[Collected data entries]
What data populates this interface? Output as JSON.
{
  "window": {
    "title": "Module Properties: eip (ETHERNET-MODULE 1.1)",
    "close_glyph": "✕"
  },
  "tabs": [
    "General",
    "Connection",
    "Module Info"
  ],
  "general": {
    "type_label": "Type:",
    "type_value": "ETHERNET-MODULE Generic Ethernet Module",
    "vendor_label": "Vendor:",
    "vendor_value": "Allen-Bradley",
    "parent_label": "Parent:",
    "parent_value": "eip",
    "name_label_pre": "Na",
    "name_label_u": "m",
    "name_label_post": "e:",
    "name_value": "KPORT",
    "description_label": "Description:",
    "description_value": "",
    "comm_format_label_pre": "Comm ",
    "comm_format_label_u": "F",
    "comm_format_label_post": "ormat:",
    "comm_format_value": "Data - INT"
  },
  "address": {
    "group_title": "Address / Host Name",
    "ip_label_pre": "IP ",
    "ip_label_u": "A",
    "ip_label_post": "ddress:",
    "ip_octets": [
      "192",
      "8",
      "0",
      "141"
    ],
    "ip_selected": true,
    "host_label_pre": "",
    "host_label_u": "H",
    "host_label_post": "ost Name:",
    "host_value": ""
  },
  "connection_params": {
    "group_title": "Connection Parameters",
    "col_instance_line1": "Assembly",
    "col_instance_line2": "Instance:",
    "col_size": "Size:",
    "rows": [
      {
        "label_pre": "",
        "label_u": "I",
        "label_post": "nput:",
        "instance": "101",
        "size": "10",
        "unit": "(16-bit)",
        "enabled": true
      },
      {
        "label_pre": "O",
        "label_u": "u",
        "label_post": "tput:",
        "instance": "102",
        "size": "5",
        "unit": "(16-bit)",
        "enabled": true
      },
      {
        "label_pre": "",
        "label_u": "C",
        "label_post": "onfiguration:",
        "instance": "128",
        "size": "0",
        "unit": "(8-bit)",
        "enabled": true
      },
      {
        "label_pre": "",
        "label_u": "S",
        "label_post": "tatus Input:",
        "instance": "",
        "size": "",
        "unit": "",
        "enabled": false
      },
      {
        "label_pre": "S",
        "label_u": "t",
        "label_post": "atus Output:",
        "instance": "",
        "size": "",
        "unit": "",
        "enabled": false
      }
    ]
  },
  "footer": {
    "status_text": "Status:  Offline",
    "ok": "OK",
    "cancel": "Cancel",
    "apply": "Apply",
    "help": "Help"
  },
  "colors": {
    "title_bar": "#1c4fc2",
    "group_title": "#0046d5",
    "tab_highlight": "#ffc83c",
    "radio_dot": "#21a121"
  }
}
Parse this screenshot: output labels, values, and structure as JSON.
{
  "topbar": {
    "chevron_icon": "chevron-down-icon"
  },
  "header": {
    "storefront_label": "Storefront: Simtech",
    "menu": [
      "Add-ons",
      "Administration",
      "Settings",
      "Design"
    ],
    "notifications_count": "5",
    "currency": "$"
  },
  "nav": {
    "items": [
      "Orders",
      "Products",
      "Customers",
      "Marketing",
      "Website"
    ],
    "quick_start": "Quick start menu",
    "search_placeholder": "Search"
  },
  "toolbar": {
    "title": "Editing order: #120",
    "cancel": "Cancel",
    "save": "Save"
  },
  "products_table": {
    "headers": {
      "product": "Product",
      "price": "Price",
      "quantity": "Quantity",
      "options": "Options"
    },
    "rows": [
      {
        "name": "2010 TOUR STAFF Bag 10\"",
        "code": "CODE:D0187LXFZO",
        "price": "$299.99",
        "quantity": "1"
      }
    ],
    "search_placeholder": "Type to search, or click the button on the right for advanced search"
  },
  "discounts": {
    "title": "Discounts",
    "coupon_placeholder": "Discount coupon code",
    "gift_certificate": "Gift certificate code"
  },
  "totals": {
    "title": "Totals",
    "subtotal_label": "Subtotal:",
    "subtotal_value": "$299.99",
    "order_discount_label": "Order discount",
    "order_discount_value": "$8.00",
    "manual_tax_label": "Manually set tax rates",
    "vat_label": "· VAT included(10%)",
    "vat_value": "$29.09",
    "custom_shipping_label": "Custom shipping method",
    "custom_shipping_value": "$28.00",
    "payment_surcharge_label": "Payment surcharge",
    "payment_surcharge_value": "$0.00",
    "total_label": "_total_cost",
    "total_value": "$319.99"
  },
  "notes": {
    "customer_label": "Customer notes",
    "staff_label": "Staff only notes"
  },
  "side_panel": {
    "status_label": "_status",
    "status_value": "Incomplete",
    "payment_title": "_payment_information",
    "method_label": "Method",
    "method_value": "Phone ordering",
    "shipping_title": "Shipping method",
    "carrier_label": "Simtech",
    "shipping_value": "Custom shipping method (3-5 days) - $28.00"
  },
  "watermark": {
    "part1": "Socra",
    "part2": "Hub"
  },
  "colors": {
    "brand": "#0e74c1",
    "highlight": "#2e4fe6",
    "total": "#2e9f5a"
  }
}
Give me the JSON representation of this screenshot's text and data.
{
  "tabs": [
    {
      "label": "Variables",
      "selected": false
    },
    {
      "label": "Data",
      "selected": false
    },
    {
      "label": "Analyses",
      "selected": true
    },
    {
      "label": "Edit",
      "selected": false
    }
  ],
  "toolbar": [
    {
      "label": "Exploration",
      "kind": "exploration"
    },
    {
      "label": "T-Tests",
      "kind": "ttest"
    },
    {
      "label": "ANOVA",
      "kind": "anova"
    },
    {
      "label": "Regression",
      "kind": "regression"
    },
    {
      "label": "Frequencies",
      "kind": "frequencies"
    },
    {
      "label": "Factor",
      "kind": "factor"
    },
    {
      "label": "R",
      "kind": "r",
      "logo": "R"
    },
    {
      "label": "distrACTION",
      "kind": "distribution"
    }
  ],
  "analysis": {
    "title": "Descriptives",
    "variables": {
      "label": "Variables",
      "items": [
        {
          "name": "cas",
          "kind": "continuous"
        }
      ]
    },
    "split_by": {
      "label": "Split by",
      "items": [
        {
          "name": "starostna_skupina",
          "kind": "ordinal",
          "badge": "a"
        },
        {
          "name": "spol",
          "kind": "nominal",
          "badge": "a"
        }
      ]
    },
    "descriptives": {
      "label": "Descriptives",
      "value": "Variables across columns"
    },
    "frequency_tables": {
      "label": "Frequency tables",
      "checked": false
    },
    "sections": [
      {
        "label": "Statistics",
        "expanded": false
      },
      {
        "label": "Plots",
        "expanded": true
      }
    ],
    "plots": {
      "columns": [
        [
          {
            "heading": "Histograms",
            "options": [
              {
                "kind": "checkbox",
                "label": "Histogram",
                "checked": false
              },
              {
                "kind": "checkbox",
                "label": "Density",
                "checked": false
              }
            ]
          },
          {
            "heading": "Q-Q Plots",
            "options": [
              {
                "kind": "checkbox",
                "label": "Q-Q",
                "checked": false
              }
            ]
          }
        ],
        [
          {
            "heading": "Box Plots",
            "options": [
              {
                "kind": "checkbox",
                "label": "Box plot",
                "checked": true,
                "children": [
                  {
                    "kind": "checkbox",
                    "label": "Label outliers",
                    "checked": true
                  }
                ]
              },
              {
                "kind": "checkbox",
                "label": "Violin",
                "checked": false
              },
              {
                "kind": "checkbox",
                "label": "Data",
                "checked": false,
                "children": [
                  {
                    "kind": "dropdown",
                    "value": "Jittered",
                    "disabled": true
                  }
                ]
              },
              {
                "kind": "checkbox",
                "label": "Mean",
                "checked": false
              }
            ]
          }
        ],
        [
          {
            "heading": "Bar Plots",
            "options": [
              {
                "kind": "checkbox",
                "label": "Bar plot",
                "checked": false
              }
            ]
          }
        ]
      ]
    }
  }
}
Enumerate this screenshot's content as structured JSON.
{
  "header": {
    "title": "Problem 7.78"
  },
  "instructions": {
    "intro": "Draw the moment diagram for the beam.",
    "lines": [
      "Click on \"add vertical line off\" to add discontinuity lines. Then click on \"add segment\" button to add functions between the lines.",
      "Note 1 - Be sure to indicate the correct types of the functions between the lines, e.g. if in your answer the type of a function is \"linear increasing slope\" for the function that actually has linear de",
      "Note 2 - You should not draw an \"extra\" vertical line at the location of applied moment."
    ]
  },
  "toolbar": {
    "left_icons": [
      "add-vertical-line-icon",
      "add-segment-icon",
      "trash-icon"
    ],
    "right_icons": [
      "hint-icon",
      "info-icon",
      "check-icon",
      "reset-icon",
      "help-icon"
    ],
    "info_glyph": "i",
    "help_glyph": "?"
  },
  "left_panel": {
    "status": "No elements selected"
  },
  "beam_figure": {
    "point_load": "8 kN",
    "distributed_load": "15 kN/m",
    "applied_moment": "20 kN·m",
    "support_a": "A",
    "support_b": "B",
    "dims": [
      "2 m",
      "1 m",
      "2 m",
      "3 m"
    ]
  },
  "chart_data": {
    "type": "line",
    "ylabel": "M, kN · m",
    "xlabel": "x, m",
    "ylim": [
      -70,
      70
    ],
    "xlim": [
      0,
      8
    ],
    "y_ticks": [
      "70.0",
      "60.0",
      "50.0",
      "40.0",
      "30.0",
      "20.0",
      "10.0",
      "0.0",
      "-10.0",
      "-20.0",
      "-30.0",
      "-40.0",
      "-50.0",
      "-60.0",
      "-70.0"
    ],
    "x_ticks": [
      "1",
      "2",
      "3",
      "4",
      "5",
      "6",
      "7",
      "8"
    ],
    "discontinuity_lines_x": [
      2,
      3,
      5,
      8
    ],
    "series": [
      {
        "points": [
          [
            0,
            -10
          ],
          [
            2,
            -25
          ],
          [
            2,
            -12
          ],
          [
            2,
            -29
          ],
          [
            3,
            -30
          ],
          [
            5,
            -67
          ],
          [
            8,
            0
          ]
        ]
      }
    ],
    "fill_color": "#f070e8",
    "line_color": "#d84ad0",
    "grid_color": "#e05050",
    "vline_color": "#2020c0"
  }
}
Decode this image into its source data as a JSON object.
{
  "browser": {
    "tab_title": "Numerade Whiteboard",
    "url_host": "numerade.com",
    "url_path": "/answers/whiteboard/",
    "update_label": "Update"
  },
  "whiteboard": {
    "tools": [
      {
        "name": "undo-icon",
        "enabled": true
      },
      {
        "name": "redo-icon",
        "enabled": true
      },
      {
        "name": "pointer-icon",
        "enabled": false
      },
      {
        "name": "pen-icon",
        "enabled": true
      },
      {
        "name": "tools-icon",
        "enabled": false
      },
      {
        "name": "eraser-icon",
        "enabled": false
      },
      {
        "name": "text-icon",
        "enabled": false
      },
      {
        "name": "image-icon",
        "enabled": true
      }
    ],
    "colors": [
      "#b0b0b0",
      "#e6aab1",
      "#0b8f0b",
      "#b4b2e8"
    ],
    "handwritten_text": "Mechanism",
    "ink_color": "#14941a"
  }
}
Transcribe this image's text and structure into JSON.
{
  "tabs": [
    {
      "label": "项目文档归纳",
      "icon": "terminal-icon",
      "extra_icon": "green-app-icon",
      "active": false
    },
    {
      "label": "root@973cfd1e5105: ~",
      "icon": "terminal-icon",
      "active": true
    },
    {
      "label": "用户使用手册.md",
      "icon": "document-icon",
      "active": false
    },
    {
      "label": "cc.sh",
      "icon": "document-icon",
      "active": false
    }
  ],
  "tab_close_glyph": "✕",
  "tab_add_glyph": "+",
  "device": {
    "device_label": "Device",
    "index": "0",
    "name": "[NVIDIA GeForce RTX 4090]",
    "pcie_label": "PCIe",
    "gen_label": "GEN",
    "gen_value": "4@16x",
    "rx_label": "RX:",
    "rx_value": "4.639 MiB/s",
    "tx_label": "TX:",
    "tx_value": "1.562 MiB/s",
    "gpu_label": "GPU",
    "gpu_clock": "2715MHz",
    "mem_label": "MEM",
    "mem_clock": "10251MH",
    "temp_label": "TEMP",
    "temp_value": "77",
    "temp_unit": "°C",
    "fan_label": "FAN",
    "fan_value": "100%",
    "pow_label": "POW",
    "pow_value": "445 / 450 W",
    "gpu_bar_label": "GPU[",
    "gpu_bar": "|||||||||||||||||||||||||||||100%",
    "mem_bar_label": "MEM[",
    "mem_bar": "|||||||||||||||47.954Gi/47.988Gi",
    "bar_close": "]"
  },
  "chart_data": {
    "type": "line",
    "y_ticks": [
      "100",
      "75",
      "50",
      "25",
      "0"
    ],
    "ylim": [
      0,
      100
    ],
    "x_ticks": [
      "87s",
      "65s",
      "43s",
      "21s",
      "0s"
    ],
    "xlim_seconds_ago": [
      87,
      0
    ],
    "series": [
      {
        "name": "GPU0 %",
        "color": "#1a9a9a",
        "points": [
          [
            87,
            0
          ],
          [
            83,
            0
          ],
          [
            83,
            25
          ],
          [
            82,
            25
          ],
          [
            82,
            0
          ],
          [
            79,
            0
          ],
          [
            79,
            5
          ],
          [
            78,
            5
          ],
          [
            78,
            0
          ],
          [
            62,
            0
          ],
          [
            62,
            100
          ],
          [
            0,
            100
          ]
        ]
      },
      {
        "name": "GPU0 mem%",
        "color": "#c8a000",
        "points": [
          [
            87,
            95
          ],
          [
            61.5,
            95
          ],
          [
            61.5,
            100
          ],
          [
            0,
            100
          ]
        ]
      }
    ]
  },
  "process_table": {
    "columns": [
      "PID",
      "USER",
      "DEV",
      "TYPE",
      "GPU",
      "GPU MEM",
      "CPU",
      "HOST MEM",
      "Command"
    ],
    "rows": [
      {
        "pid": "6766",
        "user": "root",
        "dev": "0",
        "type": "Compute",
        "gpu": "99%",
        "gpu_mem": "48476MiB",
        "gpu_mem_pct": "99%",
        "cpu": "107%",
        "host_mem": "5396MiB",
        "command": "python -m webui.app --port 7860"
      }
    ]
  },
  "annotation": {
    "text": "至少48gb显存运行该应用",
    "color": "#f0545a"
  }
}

What the task requires: Each line in the listing above that contains "JSON" should be copied.

Answer for the task:
What data populates this interface? Output as JSON.
Parse this screenshot: output labels, values, and structure as JSON.
Give me the JSON representation of this screenshot's text and data.
Enumerate this screenshot's content as structured JSON.
Decode this image into its source data as a JSON object.
Transcribe this image's text and structure into JSON.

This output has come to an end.